_SHORT TASK_
What is the count of lines in the listing below that hold the string "text"? Reply with that number alone.

_GIVEN INFORMATION_
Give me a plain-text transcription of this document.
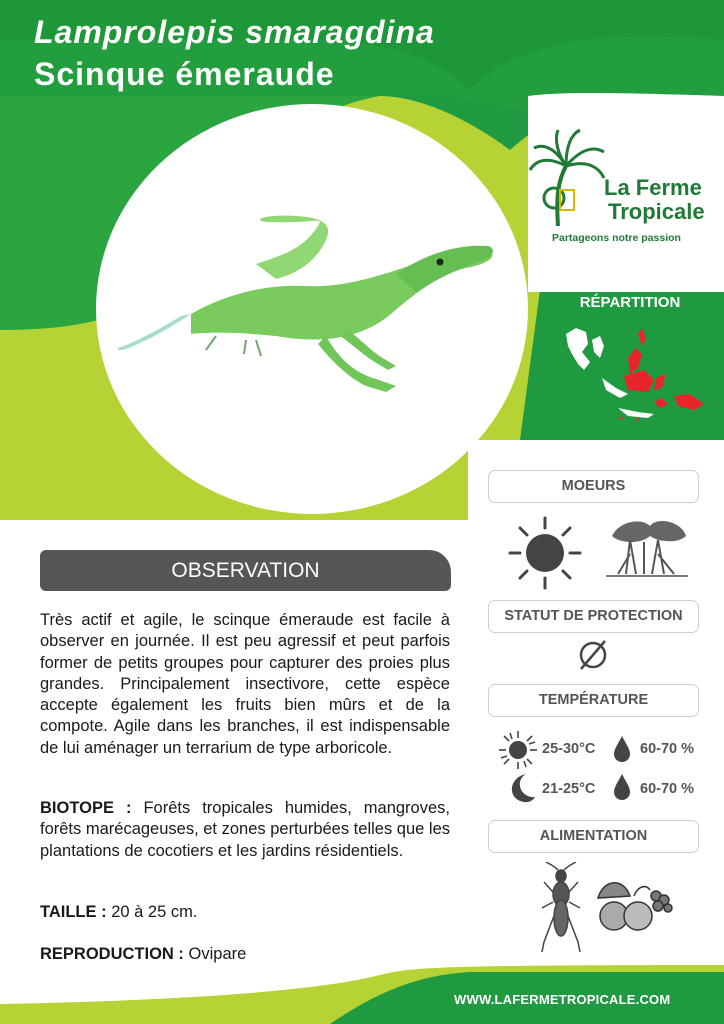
Lamprolepis smaragdina
Scinque émeraude
La Ferme
Tropicale
Partageons notre passion
RÉPARTITION
MOEURS
STATUT DE PROTECTION
TEMPÉRATURE
25-30°C	60-70 %
21-25°C	60-70 %
ALIMENTATION
OBSERVATION
Très actif et agile, le scinque émeraude est facile à observer en journée. Il est peu agressif et peut parfois former de petits groupes pour capturer des proies plus grandes. Principalement insectivore, cette espèce accepte également les fruits bien mûrs et de la compote. Agile dans les branches, il est indispensable de lui aménager un terrarium de type arboricole.
BIOTOPE : Forêts tropicales humides, mangroves, forêts marécageuses, et zones perturbées telles que les plantations de cocotiers et les jardins résidentiels.
TAILLE : 20 à 25 cm.
REPRODUCTION : Ovipare
WWW.LAFERMETROPICALE.COM
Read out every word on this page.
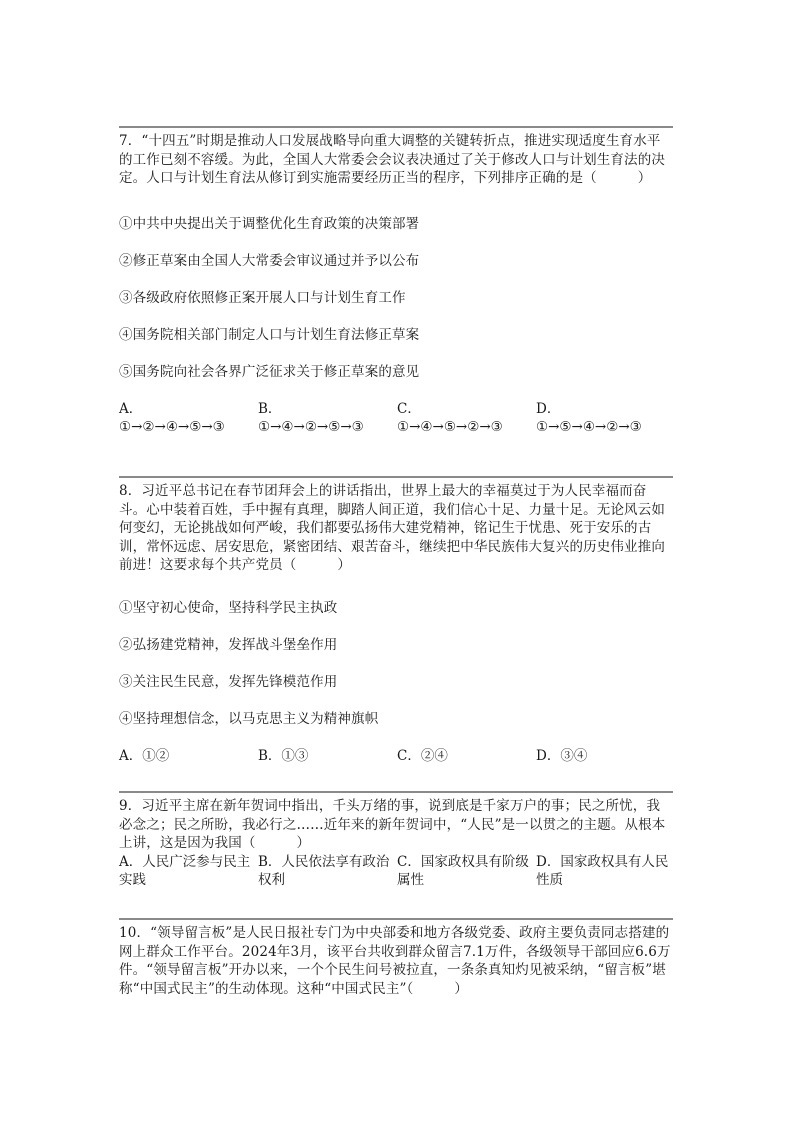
7．“十四五”时期是推动人口发展战略导向重大调整的关键转折点，推进实现适度生育水平的工作已刻不容缓。为此，全国人大常委会会议表决通过了关于修改人口与计划生育法的决定。人口与计划生育法从修订到实施需要经历正当的程序，下列排序正确的是（　　　）

①中共中央提出关于调整优化生育政策的决策部署

②修正草案由全国人大常委会审议通过并予以公布

③各级政府依照修正案开展人口与计划生育工作

④国务院相关部门制定人口与计划生育法修正草案

⑤国务院向社会各界广泛征求关于修正草案的意见

A．
①→②→④→⑤→③
B．
①→④→②→⑤→③
C．
①→④→⑤→②→③
D．
①→⑤→④→②→③

8．习近平总书记在春节团拜会上的讲话指出，世界上最大的幸福莫过于为人民幸福而奋斗。心中装着百姓，手中握有真理，脚踏人间正道，我们信心十足、力量十足。无论风云如何变幻，无论挑战如何严峻，我们都要弘扬伟大建党精神，铭记生于忧患、死于安乐的古训，常怀远虑、居安思危，紧密团结、艰苦奋斗，继续把中华民族伟大复兴的历史伟业推向前进！这要求每个共产党员（　　　）

①坚守初心使命，坚持科学民主执政

②弘扬建党精神，发挥战斗堡垒作用

③关注民生民意，发挥先锋模范作用

④坚持理想信念，以马克思主义为精神旗帜

A．①②	B．①③	C．②④	D．③④

9．习近平主席在新年贺词中指出，千头万绪的事，说到底是千家万户的事；民之所忧，我必念之；民之所盼，我必行之……近年来的新年贺词中，“人民”是一以贯之的主题。从根本上讲，这是因为我国（　　　）

A．人民广泛参与民主实践
B．人民依法享有政治权利
C．国家政权具有阶级属性
D．国家政权具有人民性质

10．“领导留言板”是人民日报社专门为中央部委和地方各级党委、政府主要负责同志搭建的网上群众工作平台。2024年3月，该平台共收到群众留言7.1万件，各级领导干部回应6.6万件。“领导留言板”开办以来，一个个民生问号被拉直，一条条真知灼见被采纳，“留言板”堪称“中国式民主”的生动体现。这种“中国式民主”（　　　）
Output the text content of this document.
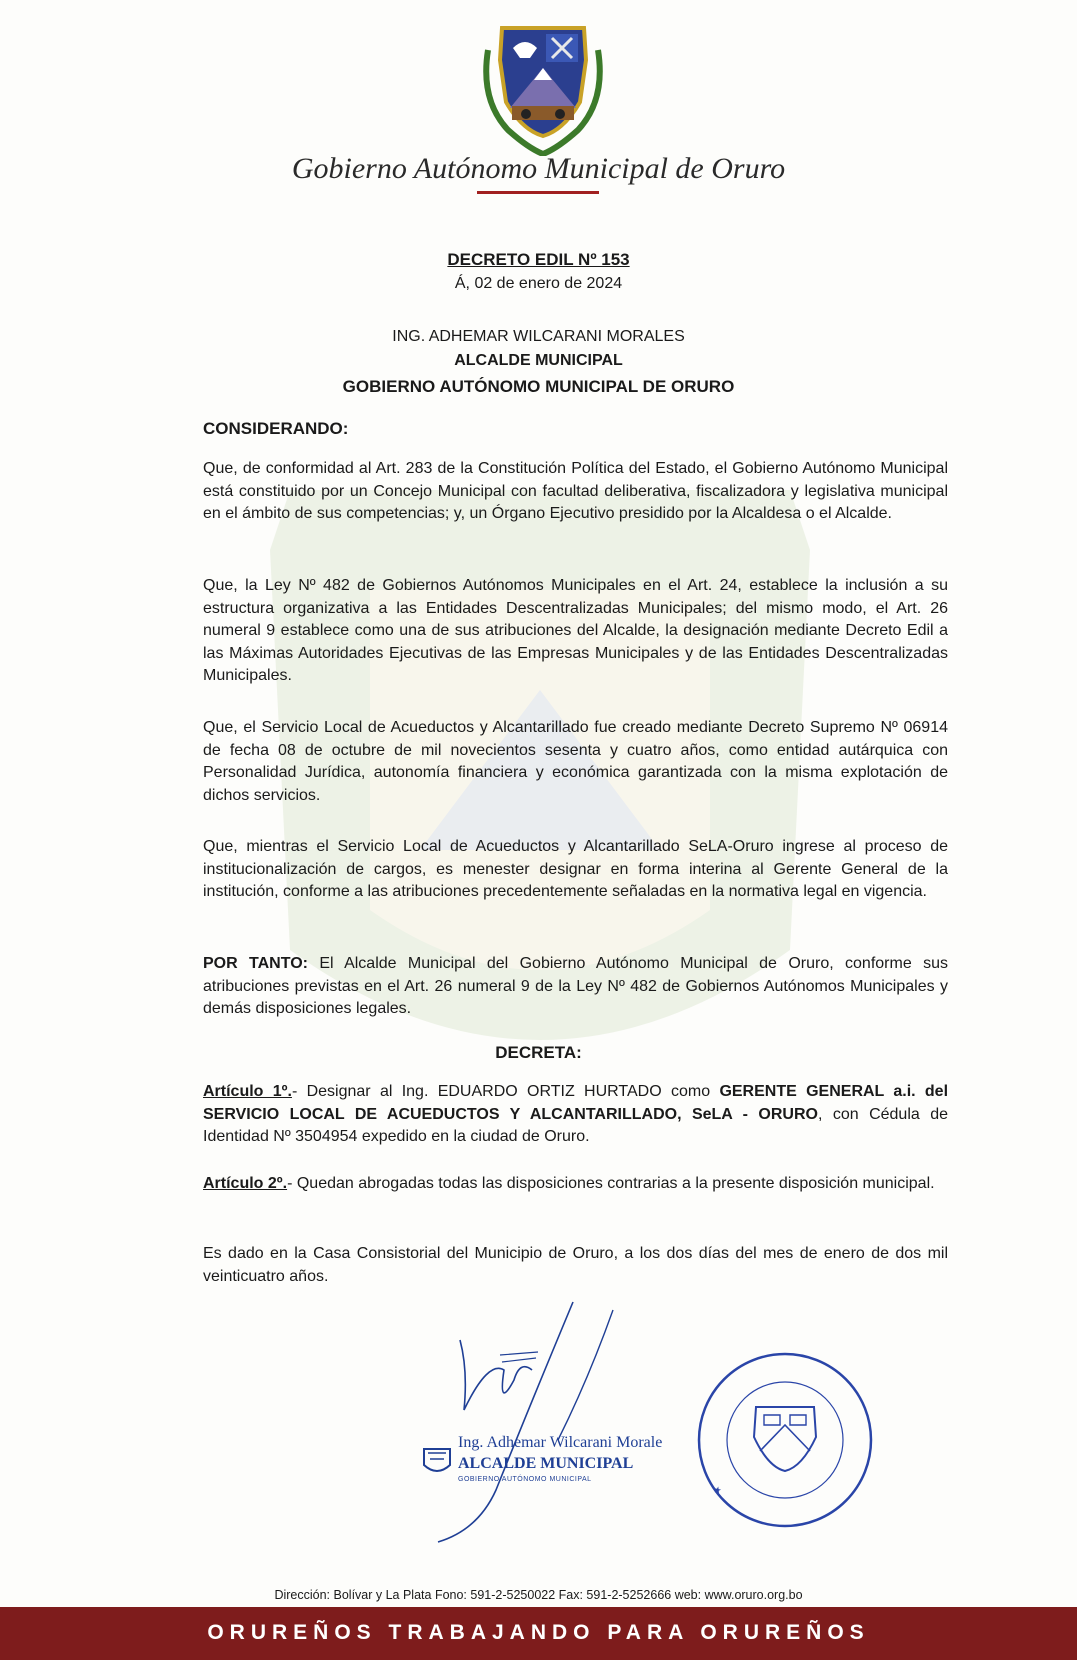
Gobierno Autónomo Municipal de Oruro
DECRETO EDIL Nº 153
Á, 02 de enero de 2024
ING. ADHEMAR WILCARANI MORALES
ALCALDE MUNICIPAL
GOBIERNO AUTÓNOMO MUNICIPAL DE ORURO
CONSIDERANDO:

Que, de conformidad al Art. 283 de la Constitución Política del Estado, el Gobierno Autónomo Municipal está constituido por un Concejo Municipal con facultad deliberativa, fiscalizadora y legislativa municipal en el ámbito de sus competencias; y, un Órgano Ejecutivo presidido por la Alcaldesa o el Alcalde.

Que, la Ley Nº 482 de Gobiernos Autónomos Municipales en el Art. 24, establece la inclusión a su estructura organizativa a las Entidades Descentralizadas Municipales; del mismo modo, el Art. 26 numeral 9 establece como una de sus atribuciones del Alcalde, la designación mediante Decreto Edil a las Máximas Autoridades Ejecutivas de las Empresas Municipales y de las Entidades Descentralizadas Municipales.

Que, el Servicio Local de Acueductos y Alcantarillado fue creado mediante Decreto Supremo Nº 06914 de fecha 08 de octubre de mil novecientos sesenta y cuatro años, como entidad autárquica con Personalidad Jurídica, autonomía financiera y económica garantizada con la misma explotación de dichos servicios.

Que, mientras el Servicio Local de Acueductos y Alcantarillado SeLA-Oruro ingrese al proceso de institucionalización de cargos, es menester designar en forma interina al Gerente General de la institución, conforme a las atribuciones precedentemente señaladas en la normativa legal en vigencia.

POR TANTO: El Alcalde Municipal del Gobierno Autónomo Municipal de Oruro, conforme sus atribuciones previstas en el Art. 26 numeral 9 de la Ley Nº 482 de Gobiernos Autónomos Municipales y demás disposiciones legales.

DECRETA:

Artículo 1º.- Designar al Ing. EDUARDO ORTIZ HURTADO como GERENTE GENERAL a.i. del SERVICIO LOCAL DE ACUEDUCTOS Y ALCANTARILLADO, SeLA - ORURO, con Cédula de Identidad Nº 3504954 expedido en la ciudad de Oruro.

Artículo 2º.- Quedan abrogadas todas las disposiciones contrarias a la presente disposición municipal.

Es dado en la Casa Consistorial del Municipio de Oruro, a los dos días del mes de enero de dos mil veinticuatro años.

Ing. Adhemar Wilcarani Morale
ALCALDE MUNICIPAL
GOBIERNO AUTÓNOMO MUNICIPAL
★
Dirección: Bolívar y La Plata Fono: 591-2-5250022 Fax: 591-2-5252666 web: www.oruro.org.bo
ORUREÑOS TRABAJANDO PARA ORUREÑOS
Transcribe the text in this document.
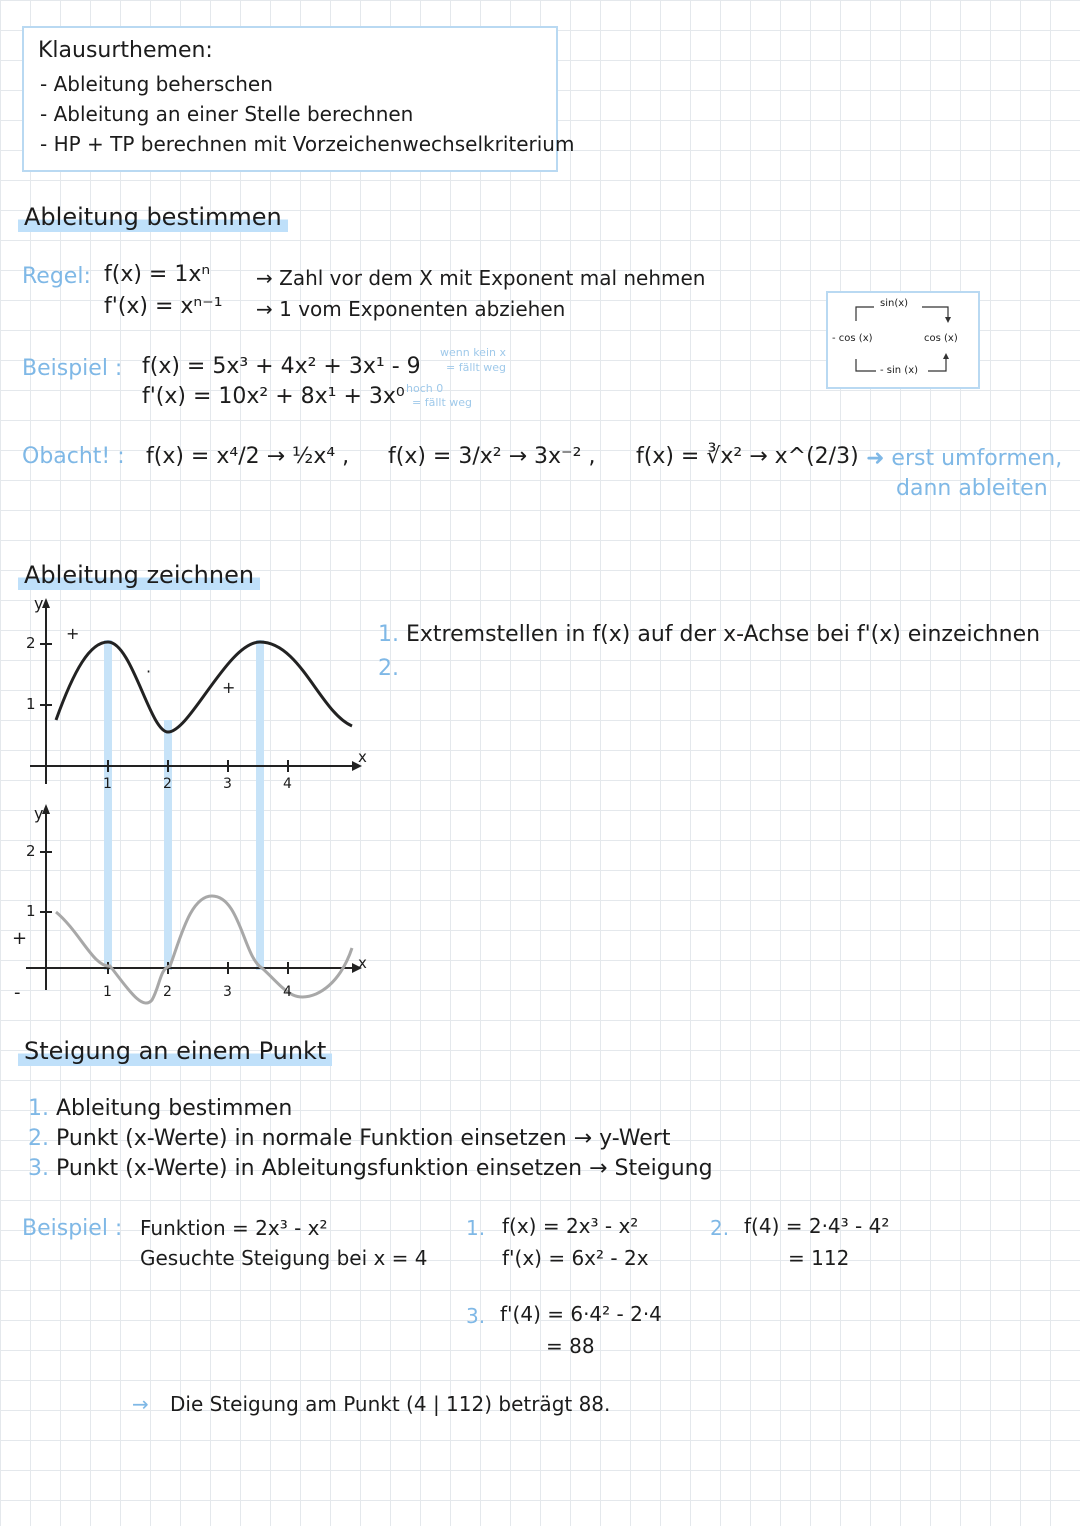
Klausurthemen:
- Ableitung beherschen
- Ableitung an einer Stelle berechnen
- HP + TP berechnen mit Vorzeichenwechselkriterium
Ableitung bestimmen
Regel: f(x) = 1xⁿ
f'(x) = xⁿ⁻¹
→ Zahl vor dem X mit Exponent mal nehmen
→ 1 vom Exponenten abziehen	sin(x)
- cos (x)	cos (x)
- sin (x)
Beispiel : f(x) = 5x³ + 4x² + 3x¹ - 9
f'(x) = 10x² + 8x¹ + 3x⁰
wenn kein x
= fällt weg
hoch 0
= fällt weg
Obacht! : f(x) = x⁴/2 → ½x⁴ , f(x) = 3/x² → 3x⁻² , f(x) = ∛x² → x^(2/3) ➜ erst umformen,
dann ableiten
Ableitung zeichnen
1. Extremstellen in f(x) auf der x-Achse bei f'(x) einzeichnen
2.
y
2
1
x
1	2	3	4
+
·
+
y
2
1
+
-
x
1	2	3	4
Steigung an einem Punkt
1. Ableitung bestimmen
2. Punkt (x-Werte) in normale Funktion einsetzen → y-Wert
3. Punkt (x-Werte) in Ableitungsfunktion einsetzen → Steigung
Beispiel : Funktion = 2x³ - x²
Gesuchte Steigung bei x = 4
1. f(x) = 2x³ - x²
f'(x) = 6x² - 2x
2. f(4) = 2·4³ - 4²
= 112
3. f'(4) = 6·4² - 2·4
= 88
→ Die Steigung am Punkt (4 | 112) beträgt 88.
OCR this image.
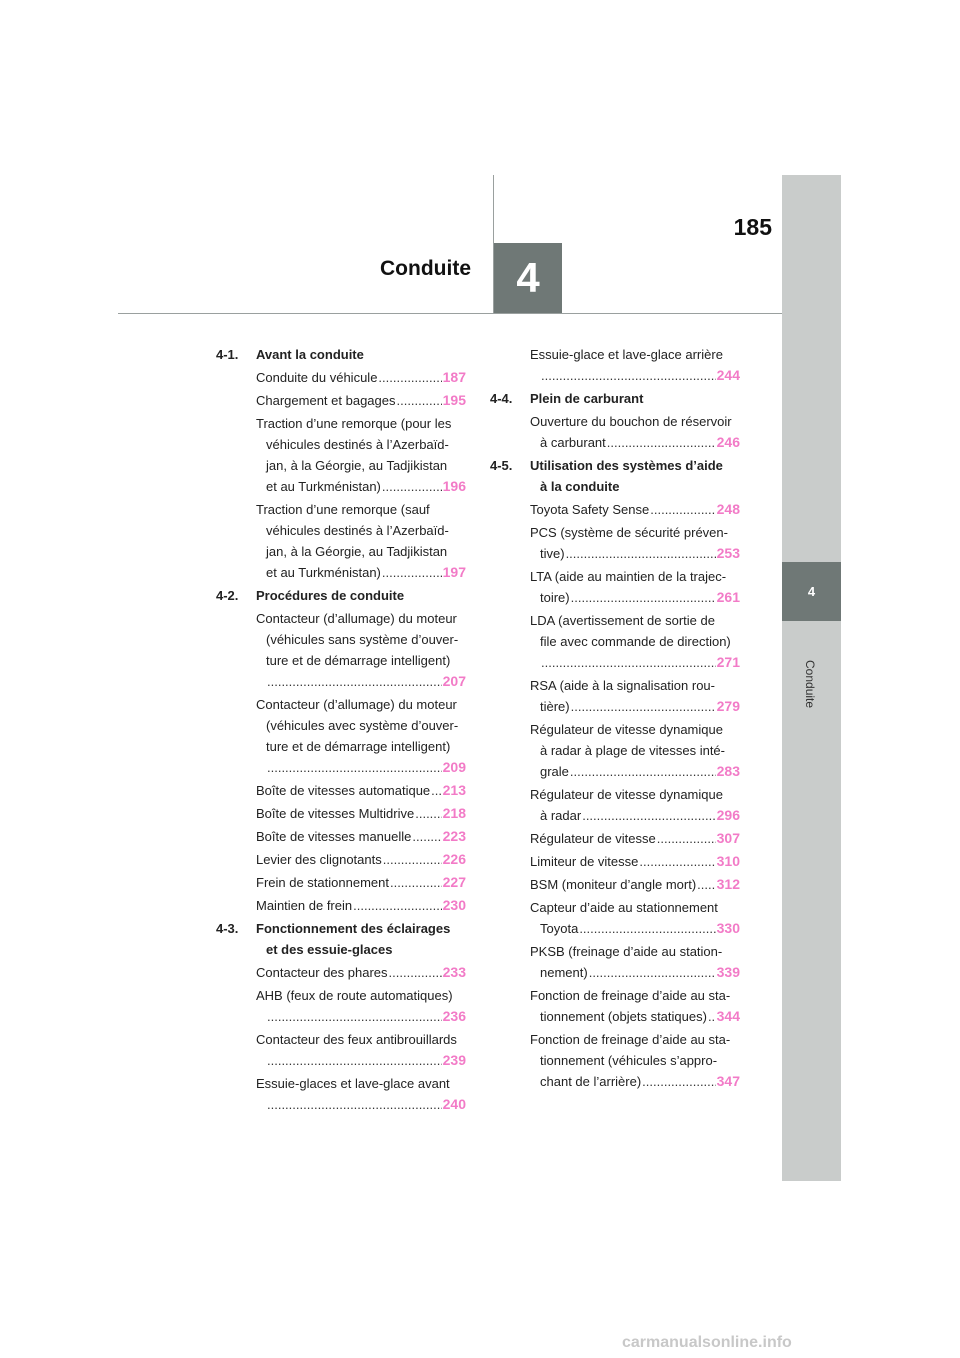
4
185
Conduite
4
Conduite
4-1. Avant la conduite
Conduite du véhicule .....	187
Chargement et bagages .....	195
Traction d’une remorque (pour les
véhicules destinés à l’Azerbaïd-
jan, à la Géorgie, au Tadjikistan
et au Turkménistan) .....	196
Traction d’une remorque (sauf
véhicules destinés à l’Azerbaïd-
jan, à la Géorgie, au Tadjikistan
et au Turkménistan) .....	197
4-2. Procédures de conduite
Contacteur (d’allumage) du moteur
(véhicules sans système d’ouver-
ture et de démarrage intelligent)
.....
207
Contacteur (d’allumage) du moteur
(véhicules avec système d’ouver-
ture et de démarrage intelligent)
.....
209
Boîte de vitesses automatique ..... 213
Boîte de vitesses Multidrive ..... 218
Boîte de vitesses manuelle ..... 223
Levier des clignotants .....	226
Frein de stationnement .....	227
Maintien de frein .....	230
4-3. Fonctionnement des éclairages
et des essuie-glaces
Contacteur des phares .....	233
AHB (feux de route automatiques)
.....
236
Contacteur des feux antibrouillards
.....
239
Essuie-glaces et lave-glace avant
.....
240
Essuie-glace et lave-glace arrière
.....
244
4-4. Plein de carburant
Ouverture du bouchon de réservoir
à carburant .....	246
4-5. Utilisation des systèmes d’aide
à la conduite
Toyota Safety Sense .....	248
PCS (système de sécurité préven-
tive) .....	253
LTA (aide au maintien de la trajec-
toire) .....	261
LDA (avertissement de sortie de
file avec commande de direction)
.....
271
RSA (aide à la signalisation rou-
tière) .....	279
Régulateur de vitesse dynamique
à radar à plage de vitesses inté-
grale .....	283
Régulateur de vitesse dynamique
à radar .....	296
Régulateur de vitesse .....	307
Limiteur de vitesse .....	310
BSM (moniteur d’angle mort) ..... 312
Capteur d’aide au stationnement
Toyota .....	330
PKSB (freinage d’aide au station-
nement) .....	339
Fonction de freinage d’aide au sta-
tionnement (objets statiques) ..... 344
Fonction de freinage d’aide au sta-
tionnement (véhicules s’appro-
chant de l’arrière) .....	347
carmanualsonline.info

_RESULT OF THIS EXERCISE_
3